Rewrite the material below with "tilt configuration" replaced by "inclined configuration", leaving everything else unchanged. Omit the pictures.

──────────

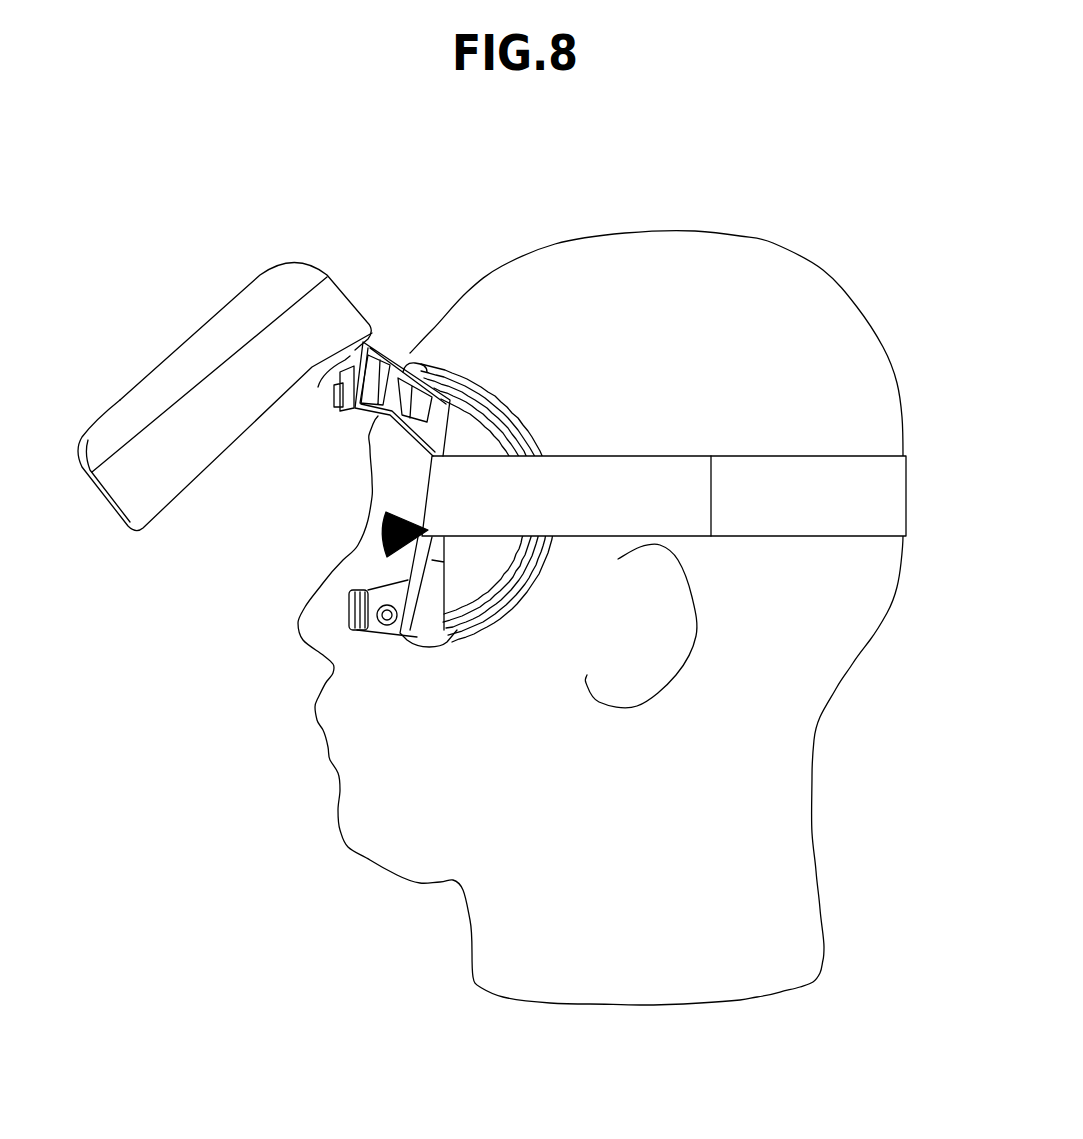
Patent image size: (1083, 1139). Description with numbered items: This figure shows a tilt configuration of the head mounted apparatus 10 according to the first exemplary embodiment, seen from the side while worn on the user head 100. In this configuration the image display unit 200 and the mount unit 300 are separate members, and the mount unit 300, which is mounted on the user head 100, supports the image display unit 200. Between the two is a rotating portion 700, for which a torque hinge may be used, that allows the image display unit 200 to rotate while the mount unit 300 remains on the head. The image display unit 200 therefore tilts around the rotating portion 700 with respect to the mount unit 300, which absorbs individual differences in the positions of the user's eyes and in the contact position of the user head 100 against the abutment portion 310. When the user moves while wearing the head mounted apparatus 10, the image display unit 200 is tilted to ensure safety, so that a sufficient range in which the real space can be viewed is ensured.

The head mounted apparatus 10 is at (104, 368).
The user head 100 is at (903, 410).
The image display unit 200 is at (200, 332).
The mount unit 300 is at (631, 409).
The abutment portion 310 is at (474, 358).
The rotating portion 700 is at (346, 410).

──────────

RESPONSE:
Patent image size: (1083, 1139). Description with numbered items: This figure shows a inclined configuration of the head mounted apparatus 10 according to the first exemplary embodiment, seen from the side while worn on the user head 100. In this configuration the image display unit 200 and the mount unit 300 are separate members, and the mount unit 300, which is mounted on the user head 100, supports the image display unit 200. Between the two is a rotating portion 700, for which a torque hinge may be used, that allows the image display unit 200 to rotate while the mount unit 300 remains on the head. The image display unit 200 therefore tilts around the rotating portion 700 with respect to the mount unit 300, which absorbs individual differences in the positions of the user's eyes and in the contact position of the user head 100 against the abutment portion 310. When the user moves while wearing the head mounted apparatus 10, the image display unit 200 is tilted to ensure safety, so that a sufficient range in which the real space can be viewed is ensured.

The head mounted apparatus 10 is at (104, 368).
The user head 100 is at (903, 410).
The image display unit 200 is at (200, 332).
The mount unit 300 is at (631, 409).
The abutment portion 310 is at (474, 358).
The rotating portion 700 is at (346, 410).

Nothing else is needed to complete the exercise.